[Collected data]

-*-*-

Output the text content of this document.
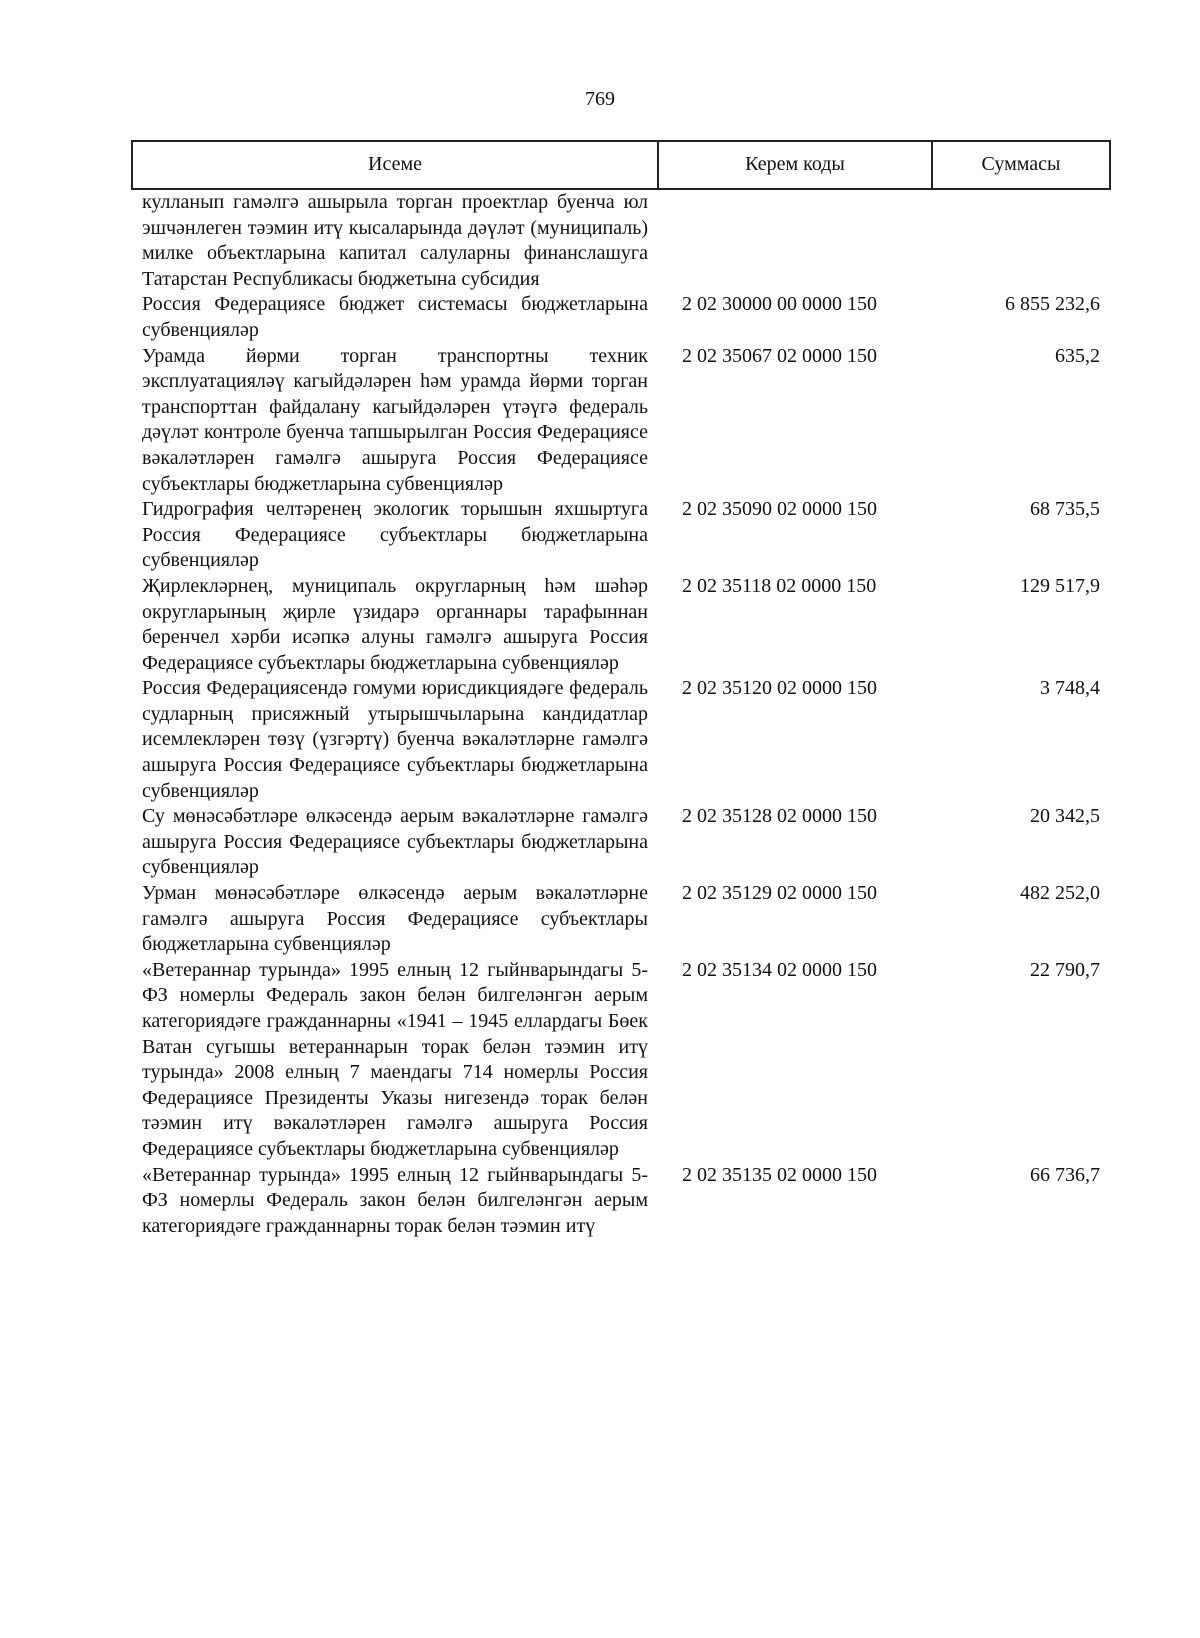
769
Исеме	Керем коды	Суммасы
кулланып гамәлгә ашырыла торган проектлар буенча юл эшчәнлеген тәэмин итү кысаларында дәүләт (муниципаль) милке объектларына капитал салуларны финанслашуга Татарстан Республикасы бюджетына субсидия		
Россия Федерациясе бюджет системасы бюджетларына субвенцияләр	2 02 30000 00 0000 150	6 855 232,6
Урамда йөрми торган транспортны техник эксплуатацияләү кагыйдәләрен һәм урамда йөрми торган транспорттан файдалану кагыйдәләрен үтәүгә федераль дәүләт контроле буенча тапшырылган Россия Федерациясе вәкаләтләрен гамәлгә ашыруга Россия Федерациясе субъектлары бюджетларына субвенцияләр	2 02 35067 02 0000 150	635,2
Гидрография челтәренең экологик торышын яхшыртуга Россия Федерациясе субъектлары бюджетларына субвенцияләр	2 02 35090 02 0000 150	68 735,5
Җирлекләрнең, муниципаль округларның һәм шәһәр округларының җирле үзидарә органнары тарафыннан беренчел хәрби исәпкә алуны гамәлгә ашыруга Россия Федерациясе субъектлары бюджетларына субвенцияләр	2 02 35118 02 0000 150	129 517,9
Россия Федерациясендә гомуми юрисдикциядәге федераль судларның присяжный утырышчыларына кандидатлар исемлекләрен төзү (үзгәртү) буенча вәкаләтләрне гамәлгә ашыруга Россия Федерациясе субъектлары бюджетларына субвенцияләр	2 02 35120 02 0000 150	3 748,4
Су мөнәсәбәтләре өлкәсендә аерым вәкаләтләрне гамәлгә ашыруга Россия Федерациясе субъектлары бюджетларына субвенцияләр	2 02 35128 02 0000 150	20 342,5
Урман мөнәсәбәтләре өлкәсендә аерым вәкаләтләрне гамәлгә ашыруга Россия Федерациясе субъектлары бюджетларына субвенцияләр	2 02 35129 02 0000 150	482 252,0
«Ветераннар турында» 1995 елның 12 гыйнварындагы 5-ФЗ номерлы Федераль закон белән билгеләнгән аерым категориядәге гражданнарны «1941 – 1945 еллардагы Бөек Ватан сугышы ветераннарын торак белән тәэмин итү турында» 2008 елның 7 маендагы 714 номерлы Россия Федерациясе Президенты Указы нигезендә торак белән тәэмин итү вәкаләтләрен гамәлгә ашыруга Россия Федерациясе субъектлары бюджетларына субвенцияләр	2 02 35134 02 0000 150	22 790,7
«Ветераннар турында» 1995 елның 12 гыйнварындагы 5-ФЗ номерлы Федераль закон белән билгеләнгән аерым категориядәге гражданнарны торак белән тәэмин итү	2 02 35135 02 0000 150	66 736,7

-*-*-

What you are asked to do
Scan the material above. Extract every line in which the word "муниципаль" occurs.

Exercise solution
кулланып гамәлгә ашырыла торган проектлар буенча юл эшчәнлеген тәэмин итү кысаларында дәүләт (муниципаль) милке объектларына капитал салуларны финанслашуга Татарстан Республикасы бюджетына субсидия		
Җирлекләрнең, муниципаль округларның һәм шәһәр округларының җирле үзидарә органнары тарафыннан беренчел хәрби исәпкә алуны гамәлгә ашыруга Россия Федерациясе субъектлары бюджетларына субвенцияләр	2 02 35118 02 0000 150	129 517,9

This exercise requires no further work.